**Entries taken from a collection**

━━━━━━━━━━━━━━━━━━━━━━━━━━━━━━

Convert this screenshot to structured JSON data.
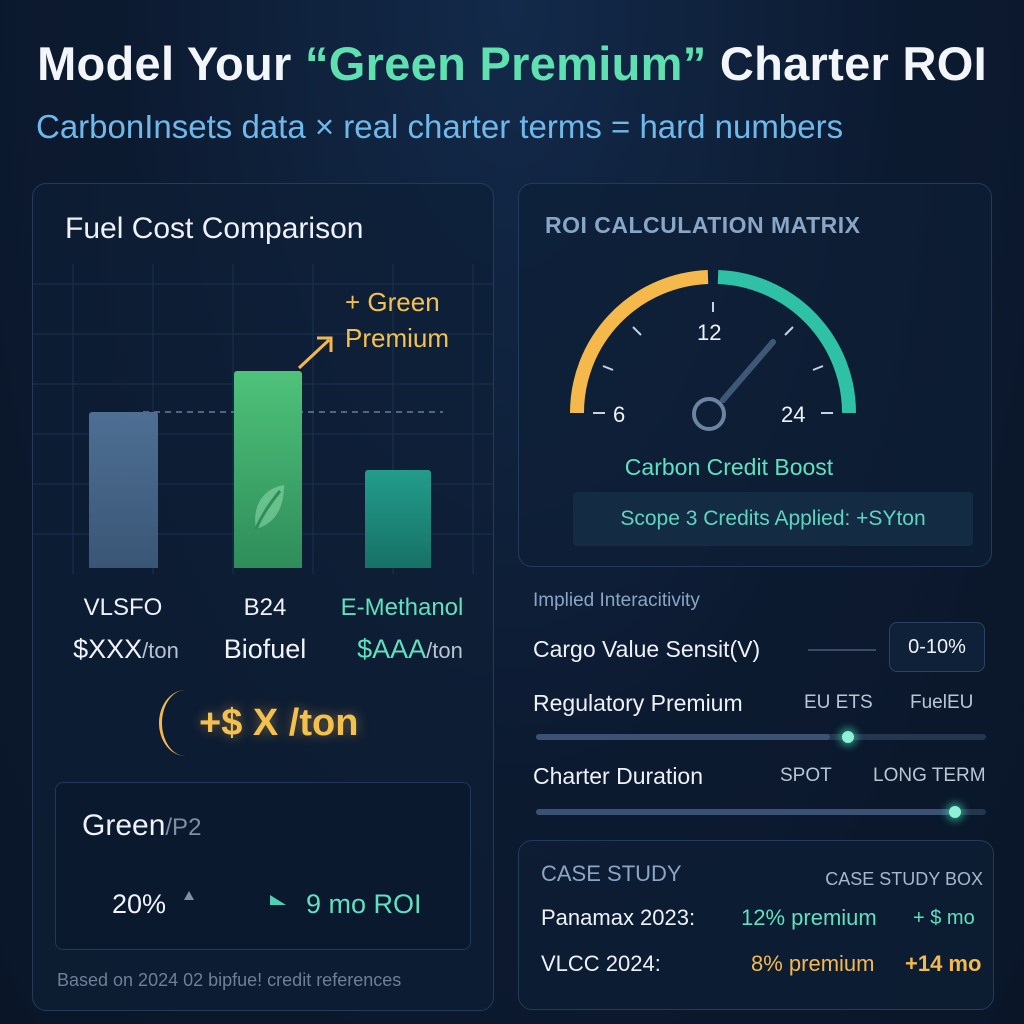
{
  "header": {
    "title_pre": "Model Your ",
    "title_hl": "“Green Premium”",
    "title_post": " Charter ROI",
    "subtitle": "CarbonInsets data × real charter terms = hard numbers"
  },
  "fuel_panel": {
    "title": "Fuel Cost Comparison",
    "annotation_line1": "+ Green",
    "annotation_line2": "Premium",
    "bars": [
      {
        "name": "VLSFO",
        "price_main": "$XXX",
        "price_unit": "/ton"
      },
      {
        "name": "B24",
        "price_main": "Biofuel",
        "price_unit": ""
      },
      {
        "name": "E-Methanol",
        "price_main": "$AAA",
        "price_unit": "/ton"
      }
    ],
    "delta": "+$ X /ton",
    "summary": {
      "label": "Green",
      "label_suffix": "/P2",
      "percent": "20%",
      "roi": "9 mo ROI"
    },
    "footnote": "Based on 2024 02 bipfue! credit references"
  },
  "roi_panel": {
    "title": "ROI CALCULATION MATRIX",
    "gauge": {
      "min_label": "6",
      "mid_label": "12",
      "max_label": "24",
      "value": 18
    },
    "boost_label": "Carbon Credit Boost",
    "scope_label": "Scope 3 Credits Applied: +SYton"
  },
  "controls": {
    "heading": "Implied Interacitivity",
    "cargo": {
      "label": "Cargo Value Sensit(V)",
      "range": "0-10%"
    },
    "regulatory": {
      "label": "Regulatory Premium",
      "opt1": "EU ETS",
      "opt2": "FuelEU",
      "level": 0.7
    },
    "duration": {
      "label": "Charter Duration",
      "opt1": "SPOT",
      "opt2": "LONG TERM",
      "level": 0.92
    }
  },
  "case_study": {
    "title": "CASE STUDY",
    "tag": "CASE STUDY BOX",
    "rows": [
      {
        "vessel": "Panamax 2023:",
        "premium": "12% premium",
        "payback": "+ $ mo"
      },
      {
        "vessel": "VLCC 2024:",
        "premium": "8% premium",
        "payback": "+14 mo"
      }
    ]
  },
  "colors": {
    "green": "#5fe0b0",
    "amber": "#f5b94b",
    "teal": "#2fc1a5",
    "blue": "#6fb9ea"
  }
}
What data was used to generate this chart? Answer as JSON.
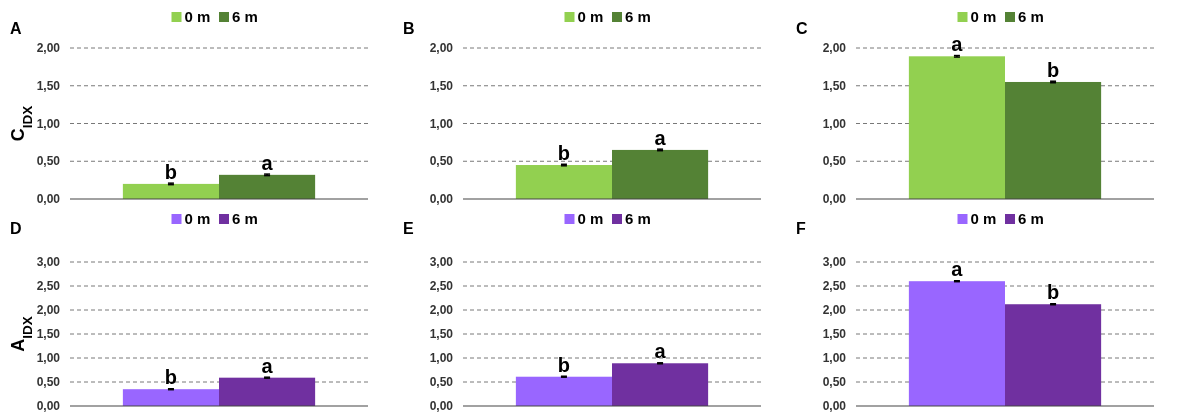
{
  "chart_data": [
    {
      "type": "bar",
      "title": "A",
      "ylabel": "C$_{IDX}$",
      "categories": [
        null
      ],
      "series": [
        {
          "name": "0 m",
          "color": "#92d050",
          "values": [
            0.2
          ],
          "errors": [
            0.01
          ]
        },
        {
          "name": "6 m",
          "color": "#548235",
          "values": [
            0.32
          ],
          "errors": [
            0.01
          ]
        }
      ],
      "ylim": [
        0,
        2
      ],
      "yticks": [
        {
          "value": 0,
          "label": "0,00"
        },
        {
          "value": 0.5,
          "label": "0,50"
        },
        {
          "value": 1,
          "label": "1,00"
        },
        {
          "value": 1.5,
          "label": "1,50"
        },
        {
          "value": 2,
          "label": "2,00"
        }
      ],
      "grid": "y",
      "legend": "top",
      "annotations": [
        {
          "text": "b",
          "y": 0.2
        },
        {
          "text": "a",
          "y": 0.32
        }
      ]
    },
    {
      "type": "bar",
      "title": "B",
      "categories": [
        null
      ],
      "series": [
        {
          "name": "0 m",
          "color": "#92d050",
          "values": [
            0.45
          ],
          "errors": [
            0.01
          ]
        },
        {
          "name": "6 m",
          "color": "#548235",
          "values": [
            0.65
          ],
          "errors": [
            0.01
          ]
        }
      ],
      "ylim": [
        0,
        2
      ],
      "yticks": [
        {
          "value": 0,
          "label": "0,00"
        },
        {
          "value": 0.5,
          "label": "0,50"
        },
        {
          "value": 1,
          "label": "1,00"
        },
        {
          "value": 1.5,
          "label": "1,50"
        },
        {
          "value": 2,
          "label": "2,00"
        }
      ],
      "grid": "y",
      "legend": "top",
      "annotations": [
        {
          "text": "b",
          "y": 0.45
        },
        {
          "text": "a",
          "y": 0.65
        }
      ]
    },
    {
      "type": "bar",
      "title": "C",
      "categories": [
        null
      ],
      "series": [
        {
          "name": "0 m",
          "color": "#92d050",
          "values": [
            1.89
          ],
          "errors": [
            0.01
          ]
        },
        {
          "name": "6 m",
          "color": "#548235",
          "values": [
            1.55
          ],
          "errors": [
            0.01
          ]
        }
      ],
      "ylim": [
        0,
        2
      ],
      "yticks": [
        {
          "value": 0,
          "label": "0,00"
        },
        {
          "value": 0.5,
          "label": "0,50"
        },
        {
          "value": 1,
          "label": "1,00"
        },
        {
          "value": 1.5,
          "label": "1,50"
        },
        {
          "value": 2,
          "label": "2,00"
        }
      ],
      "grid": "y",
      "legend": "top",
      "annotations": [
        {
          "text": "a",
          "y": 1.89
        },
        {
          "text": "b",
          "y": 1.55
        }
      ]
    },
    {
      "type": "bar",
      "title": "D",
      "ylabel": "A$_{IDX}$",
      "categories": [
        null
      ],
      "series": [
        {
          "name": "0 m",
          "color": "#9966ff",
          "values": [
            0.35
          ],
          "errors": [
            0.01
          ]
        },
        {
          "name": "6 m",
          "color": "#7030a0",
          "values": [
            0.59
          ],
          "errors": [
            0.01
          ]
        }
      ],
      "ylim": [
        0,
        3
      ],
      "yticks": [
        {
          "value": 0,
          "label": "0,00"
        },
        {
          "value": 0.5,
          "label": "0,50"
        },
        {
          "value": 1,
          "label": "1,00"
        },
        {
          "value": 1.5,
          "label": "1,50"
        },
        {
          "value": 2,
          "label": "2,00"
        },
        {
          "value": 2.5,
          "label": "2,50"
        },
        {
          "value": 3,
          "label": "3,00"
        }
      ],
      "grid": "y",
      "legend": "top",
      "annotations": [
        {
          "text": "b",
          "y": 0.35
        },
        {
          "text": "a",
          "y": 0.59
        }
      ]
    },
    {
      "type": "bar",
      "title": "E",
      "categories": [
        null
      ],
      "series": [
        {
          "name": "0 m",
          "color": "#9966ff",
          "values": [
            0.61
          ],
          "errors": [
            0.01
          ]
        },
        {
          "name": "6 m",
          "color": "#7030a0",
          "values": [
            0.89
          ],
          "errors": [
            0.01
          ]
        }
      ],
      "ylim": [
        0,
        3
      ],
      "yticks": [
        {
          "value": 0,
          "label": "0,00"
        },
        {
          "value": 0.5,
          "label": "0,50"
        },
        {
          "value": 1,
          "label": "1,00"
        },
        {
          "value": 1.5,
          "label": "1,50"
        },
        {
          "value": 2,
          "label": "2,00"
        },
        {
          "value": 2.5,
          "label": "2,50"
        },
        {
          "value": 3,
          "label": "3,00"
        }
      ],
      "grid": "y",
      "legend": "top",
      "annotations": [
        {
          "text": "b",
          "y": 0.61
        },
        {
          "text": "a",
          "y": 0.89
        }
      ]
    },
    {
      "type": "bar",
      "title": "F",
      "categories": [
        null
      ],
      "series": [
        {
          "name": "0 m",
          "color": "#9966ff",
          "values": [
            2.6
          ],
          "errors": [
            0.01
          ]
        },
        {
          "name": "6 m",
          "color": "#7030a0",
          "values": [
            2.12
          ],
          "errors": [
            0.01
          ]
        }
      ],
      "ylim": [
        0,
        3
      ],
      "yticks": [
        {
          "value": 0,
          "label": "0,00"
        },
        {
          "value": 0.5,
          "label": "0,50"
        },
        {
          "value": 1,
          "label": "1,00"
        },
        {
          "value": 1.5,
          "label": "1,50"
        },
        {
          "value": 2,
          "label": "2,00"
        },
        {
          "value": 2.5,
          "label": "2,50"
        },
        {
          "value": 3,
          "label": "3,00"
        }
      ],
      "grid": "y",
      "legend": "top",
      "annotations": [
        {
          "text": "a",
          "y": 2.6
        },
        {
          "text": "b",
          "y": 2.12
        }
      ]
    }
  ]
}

━━━━━━━━━━━━━━━━━━━━━━━━━━━━━━

**Task objective**
Copy every line of the listing where the word "JSON" appears.

**Exercise result**
Convert this screenshot to structured JSON data.
What data was used to generate this chart? Answer as JSON.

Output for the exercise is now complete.